TO DO
Print out each entry below exactly, please.

Records from a data source:

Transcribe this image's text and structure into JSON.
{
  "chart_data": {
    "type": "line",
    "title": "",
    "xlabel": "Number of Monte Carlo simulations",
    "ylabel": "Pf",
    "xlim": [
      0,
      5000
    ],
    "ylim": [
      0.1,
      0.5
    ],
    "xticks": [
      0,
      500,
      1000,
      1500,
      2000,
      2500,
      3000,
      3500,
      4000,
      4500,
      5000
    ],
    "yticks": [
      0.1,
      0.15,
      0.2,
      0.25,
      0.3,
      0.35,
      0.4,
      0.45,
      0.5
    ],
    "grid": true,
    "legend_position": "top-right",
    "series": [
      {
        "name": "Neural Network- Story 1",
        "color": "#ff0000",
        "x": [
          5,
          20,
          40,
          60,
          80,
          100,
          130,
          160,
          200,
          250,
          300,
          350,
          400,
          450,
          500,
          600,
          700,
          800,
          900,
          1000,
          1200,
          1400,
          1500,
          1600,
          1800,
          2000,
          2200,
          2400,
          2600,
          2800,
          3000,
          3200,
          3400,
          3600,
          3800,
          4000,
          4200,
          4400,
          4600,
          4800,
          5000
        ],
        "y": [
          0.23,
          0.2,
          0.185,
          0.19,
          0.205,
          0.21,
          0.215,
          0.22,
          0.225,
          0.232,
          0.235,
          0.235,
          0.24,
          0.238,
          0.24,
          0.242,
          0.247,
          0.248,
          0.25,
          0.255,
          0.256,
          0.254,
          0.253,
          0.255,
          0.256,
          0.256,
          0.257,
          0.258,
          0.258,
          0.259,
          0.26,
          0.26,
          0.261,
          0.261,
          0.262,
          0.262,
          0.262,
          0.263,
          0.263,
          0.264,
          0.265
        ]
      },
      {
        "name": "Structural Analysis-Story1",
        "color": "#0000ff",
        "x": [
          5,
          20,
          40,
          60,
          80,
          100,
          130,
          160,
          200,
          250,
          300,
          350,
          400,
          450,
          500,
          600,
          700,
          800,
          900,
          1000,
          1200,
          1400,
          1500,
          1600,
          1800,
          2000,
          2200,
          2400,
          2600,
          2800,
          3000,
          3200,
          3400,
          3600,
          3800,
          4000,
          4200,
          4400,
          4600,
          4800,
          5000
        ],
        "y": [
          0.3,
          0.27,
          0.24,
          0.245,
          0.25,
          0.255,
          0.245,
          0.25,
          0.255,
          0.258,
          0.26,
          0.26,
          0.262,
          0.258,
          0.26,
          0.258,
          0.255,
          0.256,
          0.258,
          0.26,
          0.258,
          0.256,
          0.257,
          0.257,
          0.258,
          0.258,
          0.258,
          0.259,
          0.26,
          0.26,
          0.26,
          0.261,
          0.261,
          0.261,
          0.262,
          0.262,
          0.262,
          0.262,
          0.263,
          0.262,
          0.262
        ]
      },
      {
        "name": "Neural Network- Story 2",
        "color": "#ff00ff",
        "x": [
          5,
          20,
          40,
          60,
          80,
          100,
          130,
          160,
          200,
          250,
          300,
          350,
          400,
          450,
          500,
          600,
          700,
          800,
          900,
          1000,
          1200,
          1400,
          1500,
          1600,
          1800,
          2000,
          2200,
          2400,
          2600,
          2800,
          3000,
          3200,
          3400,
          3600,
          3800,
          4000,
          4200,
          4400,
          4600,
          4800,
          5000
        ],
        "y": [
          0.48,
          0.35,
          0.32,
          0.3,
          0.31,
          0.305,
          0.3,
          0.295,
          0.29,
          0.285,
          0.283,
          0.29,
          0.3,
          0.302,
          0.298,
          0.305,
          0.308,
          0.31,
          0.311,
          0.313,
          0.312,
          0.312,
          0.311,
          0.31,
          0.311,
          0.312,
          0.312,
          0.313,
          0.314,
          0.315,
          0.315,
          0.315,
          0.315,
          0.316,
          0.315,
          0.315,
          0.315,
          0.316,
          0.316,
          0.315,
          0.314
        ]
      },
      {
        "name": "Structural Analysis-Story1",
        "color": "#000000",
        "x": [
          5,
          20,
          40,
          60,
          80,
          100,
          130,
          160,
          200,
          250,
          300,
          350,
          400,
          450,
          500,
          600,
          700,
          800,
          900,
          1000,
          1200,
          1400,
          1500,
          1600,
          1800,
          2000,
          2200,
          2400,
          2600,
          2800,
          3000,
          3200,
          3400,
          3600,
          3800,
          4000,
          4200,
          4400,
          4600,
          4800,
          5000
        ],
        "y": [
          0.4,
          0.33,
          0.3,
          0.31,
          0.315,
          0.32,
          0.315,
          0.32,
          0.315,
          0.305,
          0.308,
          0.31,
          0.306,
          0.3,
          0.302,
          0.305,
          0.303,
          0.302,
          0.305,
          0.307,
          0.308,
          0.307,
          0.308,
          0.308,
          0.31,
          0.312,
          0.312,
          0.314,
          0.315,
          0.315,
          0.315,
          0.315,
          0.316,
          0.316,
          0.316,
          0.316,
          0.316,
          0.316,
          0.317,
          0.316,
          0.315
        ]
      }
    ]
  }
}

RIGHT ANSWER
Transcribe this image's text and structure into JSON.
{
  "chart_data": {
    "type": "line",
    "title": "",
    "xlabel": "Number of Monte Carlo simulations",
    "ylabel": "Pf",
    "xlim": [
      0,
      5000
    ],
    "ylim": [
      0.1,
      0.5
    ],
    "xticks": [
      0,
      500,
      1000,
      1500,
      2000,
      2500,
      3000,
      3500,
      4000,
      4500,
      5000
    ],
    "yticks": [
      0.1,
      0.15,
      0.2,
      0.25,
      0.3,
      0.35,
      0.4,
      0.45,
      0.5
    ],
    "grid": true,
    "legend_position": "top-right",
    "series": [
      {
        "name": "Neural Network- Story 1",
        "color": "#ff0000",
        "x": [
          5,
          20,
          40,
          60,
          80,
          100,
          130,
          160,
          200,
          250,
          300,
          350,
          400,
          450,
          500,
          600,
          700,
          800,
          900,
          1000,
          1200,
          1400,
          1500,
          1600,
          1800,
          2000,
          2200,
          2400,
          2600,
          2800,
          3000,
          3200,
          3400,
          3600,
          3800,
          4000,
          4200,
          4400,
          4600,
          4800,
          5000
        ],
        "y": [
          0.23,
          0.2,
          0.185,
          0.19,
          0.205,
          0.21,
          0.215,
          0.22,
          0.225,
          0.232,
          0.235,
          0.235,
          0.24,
          0.238,
          0.24,
          0.242,
          0.247,
          0.248,
          0.25,
          0.255,
          0.256,
          0.254,
          0.253,
          0.255,
          0.256,
          0.256,
          0.257,
          0.258,
          0.258,
          0.259,
          0.26,
          0.26,
          0.261,
          0.261,
          0.262,
          0.262,
          0.262,
          0.263,
          0.263,
          0.264,
          0.265
        ]
      },
      {
        "name": "Structural Analysis-Story1",
        "color": "#0000ff",
        "x": [
          5,
          20,
          40,
          60,
          80,
          100,
          130,
          160,
          200,
          250,
          300,
          350,
          400,
          450,
          500,
          600,
          700,
          800,
          900,
          1000,
          1200,
          1400,
          1500,
          1600,
          1800,
          2000,
          2200,
          2400,
          2600,
          2800,
          3000,
          3200,
          3400,
          3600,
          3800,
          4000,
          4200,
          4400,
          4600,
          4800,
          5000
        ],
        "y": [
          0.3,
          0.27,
          0.24,
          0.245,
          0.25,
          0.255,
          0.245,
          0.25,
          0.255,
          0.258,
          0.26,
          0.26,
          0.262,
          0.258,
          0.26,
          0.258,
          0.255,
          0.256,
          0.258,
          0.26,
          0.258,
          0.256,
          0.257,
          0.257,
          0.258,
          0.258,
          0.258,
          0.259,
          0.26,
          0.26,
          0.26,
          0.261,
          0.261,
          0.261,
          0.262,
          0.262,
          0.262,
          0.262,
          0.263,
          0.262,
          0.262
        ]
      },
      {
        "name": "Neural Network- Story 2",
        "color": "#ff00ff",
        "x": [
          5,
          20,
          40,
          60,
          80,
          100,
          130,
          160,
          200,
          250,
          300,
          350,
          400,
          450,
          500,
          600,
          700,
          800,
          900,
          1000,
          1200,
          1400,
          1500,
          1600,
          1800,
          2000,
          2200,
          2400,
          2600,
          2800,
          3000,
          3200,
          3400,
          3600,
          3800,
          4000,
          4200,
          4400,
          4600,
          4800,
          5000
        ],
        "y": [
          0.48,
          0.35,
          0.32,
          0.3,
          0.31,
          0.305,
          0.3,
          0.295,
          0.29,
          0.285,
          0.283,
          0.29,
          0.3,
          0.302,
          0.298,
          0.305,
          0.308,
          0.31,
          0.311,
          0.313,
          0.312,
          0.312,
          0.311,
          0.31,
          0.311,
          0.312,
          0.312,
          0.313,
          0.314,
          0.315,
          0.315,
          0.315,
          0.315,
          0.316,
          0.315,
          0.315,
          0.315,
          0.316,
          0.316,
          0.315,
          0.314
        ]
      },
      {
        "name": "Structural Analysis-Story1",
        "color": "#000000",
        "x": [
          5,
          20,
          40,
          60,
          80,
          100,
          130,
          160,
          200,
          250,
          300,
          350,
          400,
          450,
          500,
          600,
          700,
          800,
          900,
          1000,
          1200,
          1400,
          1500,
          1600,
          1800,
          2000,
          2200,
          2400,
          2600,
          2800,
          3000,
          3200,
          3400,
          3600,
          3800,
          4000,
          4200,
          4400,
          4600,
          4800,
          5000
        ],
        "y": [
          0.4,
          0.33,
          0.3,
          0.31,
          0.315,
          0.32,
          0.315,
          0.32,
          0.315,
          0.305,
          0.308,
          0.31,
          0.306,
          0.3,
          0.302,
          0.305,
          0.303,
          0.302,
          0.305,
          0.307,
          0.308,
          0.307,
          0.308,
          0.308,
          0.31,
          0.312,
          0.312,
          0.314,
          0.315,
          0.315,
          0.315,
          0.315,
          0.316,
          0.316,
          0.316,
          0.316,
          0.316,
          0.316,
          0.317,
          0.316,
          0.315
        ]
      }
    ]
  }
}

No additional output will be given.